◆ RECORD SET:
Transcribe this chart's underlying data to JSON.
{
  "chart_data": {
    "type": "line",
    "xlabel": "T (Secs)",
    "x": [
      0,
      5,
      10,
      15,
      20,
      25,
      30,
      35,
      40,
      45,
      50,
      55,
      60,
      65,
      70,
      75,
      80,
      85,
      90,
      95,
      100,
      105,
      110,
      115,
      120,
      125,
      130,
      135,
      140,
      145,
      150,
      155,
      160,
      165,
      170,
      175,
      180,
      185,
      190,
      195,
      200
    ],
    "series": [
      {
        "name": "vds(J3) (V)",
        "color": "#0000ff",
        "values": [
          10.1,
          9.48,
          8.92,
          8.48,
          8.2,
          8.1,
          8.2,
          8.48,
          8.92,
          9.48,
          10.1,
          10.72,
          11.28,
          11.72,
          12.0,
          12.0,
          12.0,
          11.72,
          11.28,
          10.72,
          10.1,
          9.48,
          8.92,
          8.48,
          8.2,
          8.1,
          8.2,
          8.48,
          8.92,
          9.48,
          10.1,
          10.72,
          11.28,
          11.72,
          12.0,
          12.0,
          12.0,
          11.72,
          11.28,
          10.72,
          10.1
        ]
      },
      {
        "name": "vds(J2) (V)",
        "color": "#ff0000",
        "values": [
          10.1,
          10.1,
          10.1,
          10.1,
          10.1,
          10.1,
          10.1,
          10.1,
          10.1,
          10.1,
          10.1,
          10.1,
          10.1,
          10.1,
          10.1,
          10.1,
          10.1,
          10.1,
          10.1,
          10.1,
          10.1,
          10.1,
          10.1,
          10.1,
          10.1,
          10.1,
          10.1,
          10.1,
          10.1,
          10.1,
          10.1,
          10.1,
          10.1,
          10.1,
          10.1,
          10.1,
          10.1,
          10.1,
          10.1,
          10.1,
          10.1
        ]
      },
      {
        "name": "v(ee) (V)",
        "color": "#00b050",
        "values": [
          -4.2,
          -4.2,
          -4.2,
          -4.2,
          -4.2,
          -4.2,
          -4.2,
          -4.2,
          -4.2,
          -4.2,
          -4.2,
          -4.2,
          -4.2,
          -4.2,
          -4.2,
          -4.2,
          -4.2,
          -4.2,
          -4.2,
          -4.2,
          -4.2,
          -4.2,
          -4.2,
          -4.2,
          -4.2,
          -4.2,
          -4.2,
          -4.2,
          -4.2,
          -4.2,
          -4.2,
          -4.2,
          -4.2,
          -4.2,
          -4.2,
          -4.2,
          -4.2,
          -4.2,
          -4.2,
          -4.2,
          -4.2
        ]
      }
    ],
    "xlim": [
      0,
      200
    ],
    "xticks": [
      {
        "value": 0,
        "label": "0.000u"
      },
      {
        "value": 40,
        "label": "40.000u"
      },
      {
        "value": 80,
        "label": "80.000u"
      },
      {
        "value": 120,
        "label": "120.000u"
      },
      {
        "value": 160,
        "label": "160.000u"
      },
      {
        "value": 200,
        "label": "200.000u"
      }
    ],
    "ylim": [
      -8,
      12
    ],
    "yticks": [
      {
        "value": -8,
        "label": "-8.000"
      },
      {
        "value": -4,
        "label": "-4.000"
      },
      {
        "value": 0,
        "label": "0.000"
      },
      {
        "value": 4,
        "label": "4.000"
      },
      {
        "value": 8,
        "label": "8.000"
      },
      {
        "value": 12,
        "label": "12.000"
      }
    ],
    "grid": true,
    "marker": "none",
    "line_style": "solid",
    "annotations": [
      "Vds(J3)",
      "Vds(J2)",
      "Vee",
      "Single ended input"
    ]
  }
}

◆ JOB:
Return the material exactly as it stands.

◆ WRITTEN SOLUTION:
Transcribe this chart's underlying data to JSON.
{
  "chart_data": {
    "type": "line",
    "xlabel": "T (Secs)",
    "x": [
      0,
      5,
      10,
      15,
      20,
      25,
      30,
      35,
      40,
      45,
      50,
      55,
      60,
      65,
      70,
      75,
      80,
      85,
      90,
      95,
      100,
      105,
      110,
      115,
      120,
      125,
      130,
      135,
      140,
      145,
      150,
      155,
      160,
      165,
      170,
      175,
      180,
      185,
      190,
      195,
      200
    ],
    "series": [
      {
        "name": "vds(J3) (V)",
        "color": "#0000ff",
        "values": [
          10.1,
          9.48,
          8.92,
          8.48,
          8.2,
          8.1,
          8.2,
          8.48,
          8.92,
          9.48,
          10.1,
          10.72,
          11.28,
          11.72,
          12.0,
          12.0,
          12.0,
          11.72,
          11.28,
          10.72,
          10.1,
          9.48,
          8.92,
          8.48,
          8.2,
          8.1,
          8.2,
          8.48,
          8.92,
          9.48,
          10.1,
          10.72,
          11.28,
          11.72,
          12.0,
          12.0,
          12.0,
          11.72,
          11.28,
          10.72,
          10.1
        ]
      },
      {
        "name": "vds(J2) (V)",
        "color": "#ff0000",
        "values": [
          10.1,
          10.1,
          10.1,
          10.1,
          10.1,
          10.1,
          10.1,
          10.1,
          10.1,
          10.1,
          10.1,
          10.1,
          10.1,
          10.1,
          10.1,
          10.1,
          10.1,
          10.1,
          10.1,
          10.1,
          10.1,
          10.1,
          10.1,
          10.1,
          10.1,
          10.1,
          10.1,
          10.1,
          10.1,
          10.1,
          10.1,
          10.1,
          10.1,
          10.1,
          10.1,
          10.1,
          10.1,
          10.1,
          10.1,
          10.1,
          10.1
        ]
      },
      {
        "name": "v(ee) (V)",
        "color": "#00b050",
        "values": [
          -4.2,
          -4.2,
          -4.2,
          -4.2,
          -4.2,
          -4.2,
          -4.2,
          -4.2,
          -4.2,
          -4.2,
          -4.2,
          -4.2,
          -4.2,
          -4.2,
          -4.2,
          -4.2,
          -4.2,
          -4.2,
          -4.2,
          -4.2,
          -4.2,
          -4.2,
          -4.2,
          -4.2,
          -4.2,
          -4.2,
          -4.2,
          -4.2,
          -4.2,
          -4.2,
          -4.2,
          -4.2,
          -4.2,
          -4.2,
          -4.2,
          -4.2,
          -4.2,
          -4.2,
          -4.2,
          -4.2,
          -4.2
        ]
      }
    ],
    "xlim": [
      0,
      200
    ],
    "xticks": [
      {
        "value": 0,
        "label": "0.000u"
      },
      {
        "value": 40,
        "label": "40.000u"
      },
      {
        "value": 80,
        "label": "80.000u"
      },
      {
        "value": 120,
        "label": "120.000u"
      },
      {
        "value": 160,
        "label": "160.000u"
      },
      {
        "value": 200,
        "label": "200.000u"
      }
    ],
    "ylim": [
      -8,
      12
    ],
    "yticks": [
      {
        "value": -8,
        "label": "-8.000"
      },
      {
        "value": -4,
        "label": "-4.000"
      },
      {
        "value": 0,
        "label": "0.000"
      },
      {
        "value": 4,
        "label": "4.000"
      },
      {
        "value": 8,
        "label": "8.000"
      },
      {
        "value": 12,
        "label": "12.000"
      }
    ],
    "grid": true,
    "marker": "none",
    "line_style": "solid",
    "annotations": [
      "Vds(J3)",
      "Vds(J2)",
      "Vee",
      "Single ended input"
    ]
  }
}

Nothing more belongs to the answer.